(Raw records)
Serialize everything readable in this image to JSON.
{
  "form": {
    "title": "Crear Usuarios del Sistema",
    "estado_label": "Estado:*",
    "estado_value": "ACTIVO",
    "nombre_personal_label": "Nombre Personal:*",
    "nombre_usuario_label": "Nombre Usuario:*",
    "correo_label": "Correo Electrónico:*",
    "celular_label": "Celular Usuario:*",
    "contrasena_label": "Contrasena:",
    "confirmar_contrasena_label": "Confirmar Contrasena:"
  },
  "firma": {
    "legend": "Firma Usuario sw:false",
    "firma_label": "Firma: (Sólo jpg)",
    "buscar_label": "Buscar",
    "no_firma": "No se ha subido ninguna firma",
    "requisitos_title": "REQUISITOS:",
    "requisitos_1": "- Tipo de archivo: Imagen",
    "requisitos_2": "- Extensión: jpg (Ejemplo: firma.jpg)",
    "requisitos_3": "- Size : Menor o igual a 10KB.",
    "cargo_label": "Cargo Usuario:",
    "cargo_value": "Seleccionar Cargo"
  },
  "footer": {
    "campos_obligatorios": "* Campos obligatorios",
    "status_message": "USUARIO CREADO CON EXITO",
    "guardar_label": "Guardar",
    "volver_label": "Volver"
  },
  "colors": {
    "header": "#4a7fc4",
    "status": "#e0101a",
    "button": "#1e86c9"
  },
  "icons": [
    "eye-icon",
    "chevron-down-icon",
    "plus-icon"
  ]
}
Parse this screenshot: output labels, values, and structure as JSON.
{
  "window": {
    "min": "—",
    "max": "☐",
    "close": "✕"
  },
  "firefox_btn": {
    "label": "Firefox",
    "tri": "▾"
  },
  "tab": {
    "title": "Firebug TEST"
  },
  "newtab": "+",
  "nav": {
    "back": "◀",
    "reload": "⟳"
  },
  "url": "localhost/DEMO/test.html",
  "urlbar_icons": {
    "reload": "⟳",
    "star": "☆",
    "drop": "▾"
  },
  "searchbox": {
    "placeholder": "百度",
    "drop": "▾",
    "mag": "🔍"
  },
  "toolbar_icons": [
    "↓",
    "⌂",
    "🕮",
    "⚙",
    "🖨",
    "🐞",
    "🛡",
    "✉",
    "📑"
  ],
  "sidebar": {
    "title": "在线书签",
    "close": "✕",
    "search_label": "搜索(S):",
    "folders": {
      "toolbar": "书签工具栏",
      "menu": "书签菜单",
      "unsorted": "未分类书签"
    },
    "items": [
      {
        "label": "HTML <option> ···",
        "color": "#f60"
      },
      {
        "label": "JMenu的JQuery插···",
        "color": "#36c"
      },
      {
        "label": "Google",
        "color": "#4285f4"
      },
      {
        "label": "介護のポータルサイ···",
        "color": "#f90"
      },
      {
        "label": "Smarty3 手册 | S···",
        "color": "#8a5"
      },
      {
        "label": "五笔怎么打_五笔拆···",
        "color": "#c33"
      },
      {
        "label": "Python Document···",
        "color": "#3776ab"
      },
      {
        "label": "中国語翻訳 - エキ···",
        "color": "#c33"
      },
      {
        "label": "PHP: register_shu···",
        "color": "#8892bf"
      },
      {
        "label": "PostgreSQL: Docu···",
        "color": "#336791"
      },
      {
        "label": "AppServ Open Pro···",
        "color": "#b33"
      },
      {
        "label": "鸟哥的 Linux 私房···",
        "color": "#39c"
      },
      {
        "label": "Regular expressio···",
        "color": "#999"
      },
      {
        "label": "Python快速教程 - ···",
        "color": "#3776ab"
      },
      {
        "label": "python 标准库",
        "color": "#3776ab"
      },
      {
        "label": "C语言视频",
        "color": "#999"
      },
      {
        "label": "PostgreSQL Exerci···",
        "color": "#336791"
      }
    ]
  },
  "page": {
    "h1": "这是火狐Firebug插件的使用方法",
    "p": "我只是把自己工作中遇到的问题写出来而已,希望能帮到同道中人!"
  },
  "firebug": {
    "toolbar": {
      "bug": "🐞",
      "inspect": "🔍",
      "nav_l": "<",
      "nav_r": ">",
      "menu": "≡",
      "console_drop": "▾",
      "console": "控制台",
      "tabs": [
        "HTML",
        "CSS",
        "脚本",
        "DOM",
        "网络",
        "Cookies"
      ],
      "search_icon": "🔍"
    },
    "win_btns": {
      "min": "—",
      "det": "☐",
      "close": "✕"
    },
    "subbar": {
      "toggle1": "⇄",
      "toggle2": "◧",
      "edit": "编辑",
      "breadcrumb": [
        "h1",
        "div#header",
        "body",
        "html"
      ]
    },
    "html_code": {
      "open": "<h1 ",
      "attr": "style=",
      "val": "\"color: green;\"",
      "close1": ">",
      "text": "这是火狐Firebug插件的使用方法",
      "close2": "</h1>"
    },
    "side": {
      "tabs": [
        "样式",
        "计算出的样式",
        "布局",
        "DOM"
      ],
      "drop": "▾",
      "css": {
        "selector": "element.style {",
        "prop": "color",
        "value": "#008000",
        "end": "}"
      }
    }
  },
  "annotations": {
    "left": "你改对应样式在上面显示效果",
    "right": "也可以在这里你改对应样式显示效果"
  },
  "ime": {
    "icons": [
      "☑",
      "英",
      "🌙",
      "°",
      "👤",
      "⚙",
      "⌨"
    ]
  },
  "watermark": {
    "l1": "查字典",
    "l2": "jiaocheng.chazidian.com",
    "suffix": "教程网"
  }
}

Problem statement
Write out the whole listing exactly.

Correct answer
Serialize everything readable in this image to JSON.
{
  "form": {
    "title": "Crear Usuarios del Sistema",
    "estado_label": "Estado:*",
    "estado_value": "ACTIVO",
    "nombre_personal_label": "Nombre Personal:*",
    "nombre_usuario_label": "Nombre Usuario:*",
    "correo_label": "Correo Electrónico:*",
    "celular_label": "Celular Usuario:*",
    "contrasena_label": "Contrasena:",
    "confirmar_contrasena_label": "Confirmar Contrasena:"
  },
  "firma": {
    "legend": "Firma Usuario sw:false",
    "firma_label": "Firma: (Sólo jpg)",
    "buscar_label": "Buscar",
    "no_firma": "No se ha subido ninguna firma",
    "requisitos_title": "REQUISITOS:",
    "requisitos_1": "- Tipo de archivo: Imagen",
    "requisitos_2": "- Extensión: jpg (Ejemplo: firma.jpg)",
    "requisitos_3": "- Size : Menor o igual a 10KB.",
    "cargo_label": "Cargo Usuario:",
    "cargo_value": "Seleccionar Cargo"
  },
  "footer": {
    "campos_obligatorios": "* Campos obligatorios",
    "status_message": "USUARIO CREADO CON EXITO",
    "guardar_label": "Guardar",
    "volver_label": "Volver"
  },
  "colors": {
    "header": "#4a7fc4",
    "status": "#e0101a",
    "button": "#1e86c9"
  },
  "icons": [
    "eye-icon",
    "chevron-down-icon",
    "plus-icon"
  ]
}
Parse this screenshot: output labels, values, and structure as JSON.
{
  "window": {
    "min": "—",
    "max": "☐",
    "close": "✕"
  },
  "firefox_btn": {
    "label": "Firefox",
    "tri": "▾"
  },
  "tab": {
    "title": "Firebug TEST"
  },
  "newtab": "+",
  "nav": {
    "back": "◀",
    "reload": "⟳"
  },
  "url": "localhost/DEMO/test.html",
  "urlbar_icons": {
    "reload": "⟳",
    "star": "☆",
    "drop": "▾"
  },
  "searchbox": {
    "placeholder": "百度",
    "drop": "▾",
    "mag": "🔍"
  },
  "toolbar_icons": [
    "↓",
    "⌂",
    "🕮",
    "⚙",
    "🖨",
    "🐞",
    "🛡",
    "✉",
    "📑"
  ],
  "sidebar": {
    "title": "在线书签",
    "close": "✕",
    "search_label": "搜索(S):",
    "folders": {
      "toolbar": "书签工具栏",
      "menu": "书签菜单",
      "unsorted": "未分类书签"
    },
    "items": [
      {
        "label": "HTML <option> ···",
        "color": "#f60"
      },
      {
        "label": "JMenu的JQuery插···",
        "color": "#36c"
      },
      {
        "label": "Google",
        "color": "#4285f4"
      },
      {
        "label": "介護のポータルサイ···",
        "color": "#f90"
      },
      {
        "label": "Smarty3 手册 | S···",
        "color": "#8a5"
      },
      {
        "label": "五笔怎么打_五笔拆···",
        "color": "#c33"
      },
      {
        "label": "Python Document···",
        "color": "#3776ab"
      },
      {
        "label": "中国語翻訳 - エキ···",
        "color": "#c33"
      },
      {
        "label": "PHP: register_shu···",
        "color": "#8892bf"
      },
      {
        "label": "PostgreSQL: Docu···",
        "color": "#336791"
      },
      {
        "label": "AppServ Open Pro···",
        "color": "#b33"
      },
      {
        "label": "鸟哥的 Linux 私房···",
        "color": "#39c"
      },
      {
        "label": "Regular expressio···",
        "color": "#999"
      },
      {
        "label": "Python快速教程 - ···",
        "color": "#3776ab"
      },
      {
        "label": "python 标准库",
        "color": "#3776ab"
      },
      {
        "label": "C语言视频",
        "color": "#999"
      },
      {
        "label": "PostgreSQL Exerci···",
        "color": "#336791"
      }
    ]
  },
  "page": {
    "h1": "这是火狐Firebug插件的使用方法",
    "p": "我只是把自己工作中遇到的问题写出来而已,希望能帮到同道中人!"
  },
  "firebug": {
    "toolbar": {
      "bug": "🐞",
      "inspect": "🔍",
      "nav_l": "<",
      "nav_r": ">",
      "menu": "≡",
      "console_drop": "▾",
      "console": "控制台",
      "tabs": [
        "HTML",
        "CSS",
        "脚本",
        "DOM",
        "网络",
        "Cookies"
      ],
      "search_icon": "🔍"
    },
    "win_btns": {
      "min": "—",
      "det": "☐",
      "close": "✕"
    },
    "subbar": {
      "toggle1": "⇄",
      "toggle2": "◧",
      "edit": "编辑",
      "breadcrumb": [
        "h1",
        "div#header",
        "body",
        "html"
      ]
    },
    "html_code": {
      "open": "<h1 ",
      "attr": "style=",
      "val": "\"color: green;\"",
      "close1": ">",
      "text": "这是火狐Firebug插件的使用方法",
      "close2": "</h1>"
    },
    "side": {
      "tabs": [
        "样式",
        "计算出的样式",
        "布局",
        "DOM"
      ],
      "drop": "▾",
      "css": {
        "selector": "element.style {",
        "prop": "color",
        "value": "#008000",
        "end": "}"
      }
    }
  },
  "annotations": {
    "left": "你改对应样式在上面显示效果",
    "right": "也可以在这里你改对应样式显示效果"
  },
  "ime": {
    "icons": [
      "☑",
      "英",
      "🌙",
      "°",
      "👤",
      "⚙",
      "⌨"
    ]
  },
  "watermark": {
    "l1": "查字典",
    "l2": "jiaocheng.chazidian.com",
    "suffix": "教程网"
  }
}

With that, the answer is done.